__Exercise details__. Quote the entries that follow exactly, leaving none out.

__Rows__.
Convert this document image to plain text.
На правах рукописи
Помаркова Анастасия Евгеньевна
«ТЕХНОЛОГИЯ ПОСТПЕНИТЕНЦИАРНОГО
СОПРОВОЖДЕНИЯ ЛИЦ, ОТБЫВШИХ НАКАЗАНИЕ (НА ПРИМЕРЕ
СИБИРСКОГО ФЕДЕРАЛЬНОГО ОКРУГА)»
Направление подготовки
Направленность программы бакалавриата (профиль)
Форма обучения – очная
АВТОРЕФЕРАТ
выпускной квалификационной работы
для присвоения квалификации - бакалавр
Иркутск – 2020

__The solution__.
Convert this document image to plain text.
На правах рукописи
Помаркова Анастасия Евгеньевна
«ТЕХНОЛОГИЯ ПОСТПЕНИТЕНЦИАРНОГО
СОПРОВОЖДЕНИЯ ЛИЦ, ОТБЫВШИХ НАКАЗАНИЕ (НА ПРИМЕРЕ
СИБИРСКОГО ФЕДЕРАЛЬНОГО ОКРУГА)»
Направление подготовки
Направленность программы бакалавриата (профиль)
Форма обучения – очная
АВТОРЕФЕРАТ
выпускной квалификационной работы
для присвоения квалификации - бакалавр
Иркутск – 2020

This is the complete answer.